- Records for the task -

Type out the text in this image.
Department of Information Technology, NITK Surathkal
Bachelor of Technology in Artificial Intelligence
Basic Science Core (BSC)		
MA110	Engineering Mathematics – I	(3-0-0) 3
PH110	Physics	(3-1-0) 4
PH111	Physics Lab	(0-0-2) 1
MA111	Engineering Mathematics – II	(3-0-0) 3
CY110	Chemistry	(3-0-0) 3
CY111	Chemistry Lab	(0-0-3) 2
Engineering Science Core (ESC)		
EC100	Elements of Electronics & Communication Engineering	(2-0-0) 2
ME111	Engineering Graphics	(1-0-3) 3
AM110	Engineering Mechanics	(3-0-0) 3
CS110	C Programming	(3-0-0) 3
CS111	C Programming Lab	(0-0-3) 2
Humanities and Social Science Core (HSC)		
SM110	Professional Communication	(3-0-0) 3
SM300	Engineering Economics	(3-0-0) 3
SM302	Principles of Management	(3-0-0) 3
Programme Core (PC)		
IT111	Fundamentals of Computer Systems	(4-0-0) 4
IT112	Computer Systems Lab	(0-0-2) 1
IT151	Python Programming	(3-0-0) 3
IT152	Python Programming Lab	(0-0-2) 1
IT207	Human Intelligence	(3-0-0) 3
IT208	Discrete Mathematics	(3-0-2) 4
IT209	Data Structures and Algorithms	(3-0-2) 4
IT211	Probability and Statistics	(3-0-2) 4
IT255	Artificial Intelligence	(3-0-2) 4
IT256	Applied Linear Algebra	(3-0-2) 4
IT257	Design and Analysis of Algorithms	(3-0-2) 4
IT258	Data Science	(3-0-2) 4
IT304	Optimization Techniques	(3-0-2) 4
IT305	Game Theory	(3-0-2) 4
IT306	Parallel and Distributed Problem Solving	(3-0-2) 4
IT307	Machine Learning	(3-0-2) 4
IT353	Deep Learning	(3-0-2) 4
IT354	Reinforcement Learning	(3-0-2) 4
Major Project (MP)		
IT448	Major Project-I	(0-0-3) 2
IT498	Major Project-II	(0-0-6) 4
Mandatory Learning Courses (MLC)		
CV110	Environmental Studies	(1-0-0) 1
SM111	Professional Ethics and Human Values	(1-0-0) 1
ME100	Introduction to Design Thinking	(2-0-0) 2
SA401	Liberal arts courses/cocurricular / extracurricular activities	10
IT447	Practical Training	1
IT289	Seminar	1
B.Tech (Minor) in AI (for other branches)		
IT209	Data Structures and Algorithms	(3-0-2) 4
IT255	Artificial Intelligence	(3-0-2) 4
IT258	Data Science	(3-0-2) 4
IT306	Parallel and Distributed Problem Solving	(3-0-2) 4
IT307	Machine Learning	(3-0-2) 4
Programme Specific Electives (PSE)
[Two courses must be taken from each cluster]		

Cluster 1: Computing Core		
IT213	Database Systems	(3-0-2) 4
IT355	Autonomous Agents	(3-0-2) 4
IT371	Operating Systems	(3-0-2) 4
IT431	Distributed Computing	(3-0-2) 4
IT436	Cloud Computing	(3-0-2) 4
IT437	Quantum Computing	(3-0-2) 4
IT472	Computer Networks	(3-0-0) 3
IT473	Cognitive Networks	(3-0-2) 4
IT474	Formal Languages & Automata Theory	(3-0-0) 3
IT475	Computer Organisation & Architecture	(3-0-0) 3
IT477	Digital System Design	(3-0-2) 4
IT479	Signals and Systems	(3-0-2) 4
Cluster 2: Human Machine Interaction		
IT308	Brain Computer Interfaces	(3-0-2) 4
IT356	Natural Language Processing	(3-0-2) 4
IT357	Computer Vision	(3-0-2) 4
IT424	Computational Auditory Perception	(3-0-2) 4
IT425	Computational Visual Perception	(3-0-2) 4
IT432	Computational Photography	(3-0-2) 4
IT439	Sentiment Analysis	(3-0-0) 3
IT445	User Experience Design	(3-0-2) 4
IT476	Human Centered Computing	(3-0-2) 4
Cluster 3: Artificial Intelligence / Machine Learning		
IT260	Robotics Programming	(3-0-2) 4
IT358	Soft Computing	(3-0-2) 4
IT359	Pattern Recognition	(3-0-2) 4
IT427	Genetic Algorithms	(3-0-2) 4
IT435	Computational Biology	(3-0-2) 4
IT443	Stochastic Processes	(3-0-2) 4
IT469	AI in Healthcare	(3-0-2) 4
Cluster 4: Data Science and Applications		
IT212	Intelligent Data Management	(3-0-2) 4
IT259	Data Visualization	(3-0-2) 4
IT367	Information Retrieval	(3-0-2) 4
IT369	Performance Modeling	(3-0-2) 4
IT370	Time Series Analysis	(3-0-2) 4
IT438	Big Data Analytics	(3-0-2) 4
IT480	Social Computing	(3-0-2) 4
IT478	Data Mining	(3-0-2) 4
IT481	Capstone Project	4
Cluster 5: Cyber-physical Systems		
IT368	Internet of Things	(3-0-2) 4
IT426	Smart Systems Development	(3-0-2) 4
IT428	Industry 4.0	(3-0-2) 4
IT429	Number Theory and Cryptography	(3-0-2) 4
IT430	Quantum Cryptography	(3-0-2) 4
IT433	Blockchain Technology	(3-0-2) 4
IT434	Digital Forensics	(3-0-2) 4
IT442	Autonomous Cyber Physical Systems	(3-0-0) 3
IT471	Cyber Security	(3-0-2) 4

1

- Stated task -
Every entry should be printed again exactly as it stands.

- The reply -
Type out the text in this image.
Department of Information Technology, NITK Surathkal
Bachelor of Technology in Artificial Intelligence
Basic Science Core (BSC)		
MA110	Engineering Mathematics – I	(3-0-0) 3
PH110	Physics	(3-1-0) 4
PH111	Physics Lab	(0-0-2) 1
MA111	Engineering Mathematics – II	(3-0-0) 3
CY110	Chemistry	(3-0-0) 3
CY111	Chemistry Lab	(0-0-3) 2
Engineering Science Core (ESC)		
EC100	Elements of Electronics & Communication Engineering	(2-0-0) 2
ME111	Engineering Graphics	(1-0-3) 3
AM110	Engineering Mechanics	(3-0-0) 3
CS110	C Programming	(3-0-0) 3
CS111	C Programming Lab	(0-0-3) 2
Humanities and Social Science Core (HSC)		
SM110	Professional Communication	(3-0-0) 3
SM300	Engineering Economics	(3-0-0) 3
SM302	Principles of Management	(3-0-0) 3
Programme Core (PC)		
IT111	Fundamentals of Computer Systems	(4-0-0) 4
IT112	Computer Systems Lab	(0-0-2) 1
IT151	Python Programming	(3-0-0) 3
IT152	Python Programming Lab	(0-0-2) 1
IT207	Human Intelligence	(3-0-0) 3
IT208	Discrete Mathematics	(3-0-2) 4
IT209	Data Structures and Algorithms	(3-0-2) 4
IT211	Probability and Statistics	(3-0-2) 4
IT255	Artificial Intelligence	(3-0-2) 4
IT256	Applied Linear Algebra	(3-0-2) 4
IT257	Design and Analysis of Algorithms	(3-0-2) 4
IT258	Data Science	(3-0-2) 4
IT304	Optimization Techniques	(3-0-2) 4
IT305	Game Theory	(3-0-2) 4
IT306	Parallel and Distributed Problem Solving	(3-0-2) 4
IT307	Machine Learning	(3-0-2) 4
IT353	Deep Learning	(3-0-2) 4
IT354	Reinforcement Learning	(3-0-2) 4
Major Project (MP)		
IT448	Major Project-I	(0-0-3) 2
IT498	Major Project-II	(0-0-6) 4
Mandatory Learning Courses (MLC)		
CV110	Environmental Studies	(1-0-0) 1
SM111	Professional Ethics and Human Values	(1-0-0) 1
ME100	Introduction to Design Thinking	(2-0-0) 2
SA401	Liberal arts courses/cocurricular / extracurricular activities	10
IT447	Practical Training	1
IT289	Seminar	1
B.Tech (Minor) in AI (for other branches)		
IT209	Data Structures and Algorithms	(3-0-2) 4
IT255	Artificial Intelligence	(3-0-2) 4
IT258	Data Science	(3-0-2) 4
IT306	Parallel and Distributed Problem Solving	(3-0-2) 4
IT307	Machine Learning	(3-0-2) 4
Programme Specific Electives (PSE)
[Two courses must be taken from each cluster]		

Cluster 1: Computing Core		
IT213	Database Systems	(3-0-2) 4
IT355	Autonomous Agents	(3-0-2) 4
IT371	Operating Systems	(3-0-2) 4
IT431	Distributed Computing	(3-0-2) 4
IT436	Cloud Computing	(3-0-2) 4
IT437	Quantum Computing	(3-0-2) 4
IT472	Computer Networks	(3-0-0) 3
IT473	Cognitive Networks	(3-0-2) 4
IT474	Formal Languages & Automata Theory	(3-0-0) 3
IT475	Computer Organisation & Architecture	(3-0-0) 3
IT477	Digital System Design	(3-0-2) 4
IT479	Signals and Systems	(3-0-2) 4
Cluster 2: Human Machine Interaction		
IT308	Brain Computer Interfaces	(3-0-2) 4
IT356	Natural Language Processing	(3-0-2) 4
IT357	Computer Vision	(3-0-2) 4
IT424	Computational Auditory Perception	(3-0-2) 4
IT425	Computational Visual Perception	(3-0-2) 4
IT432	Computational Photography	(3-0-2) 4
IT439	Sentiment Analysis	(3-0-0) 3
IT445	User Experience Design	(3-0-2) 4
IT476	Human Centered Computing	(3-0-2) 4
Cluster 3: Artificial Intelligence / Machine Learning		
IT260	Robotics Programming	(3-0-2) 4
IT358	Soft Computing	(3-0-2) 4
IT359	Pattern Recognition	(3-0-2) 4
IT427	Genetic Algorithms	(3-0-2) 4
IT435	Computational Biology	(3-0-2) 4
IT443	Stochastic Processes	(3-0-2) 4
IT469	AI in Healthcare	(3-0-2) 4
Cluster 4: Data Science and Applications		
IT212	Intelligent Data Management	(3-0-2) 4
IT259	Data Visualization	(3-0-2) 4
IT367	Information Retrieval	(3-0-2) 4
IT369	Performance Modeling	(3-0-2) 4
IT370	Time Series Analysis	(3-0-2) 4
IT438	Big Data Analytics	(3-0-2) 4
IT480	Social Computing	(3-0-2) 4
IT478	Data Mining	(3-0-2) 4
IT481	Capstone Project	4
Cluster 5: Cyber-physical Systems		
IT368	Internet of Things	(3-0-2) 4
IT426	Smart Systems Development	(3-0-2) 4
IT428	Industry 4.0	(3-0-2) 4
IT429	Number Theory and Cryptography	(3-0-2) 4
IT430	Quantum Cryptography	(3-0-2) 4
IT433	Blockchain Technology	(3-0-2) 4
IT434	Digital Forensics	(3-0-2) 4
IT442	Autonomous Cyber Physical Systems	(3-0-0) 3
IT471	Cyber Security	(3-0-2) 4

1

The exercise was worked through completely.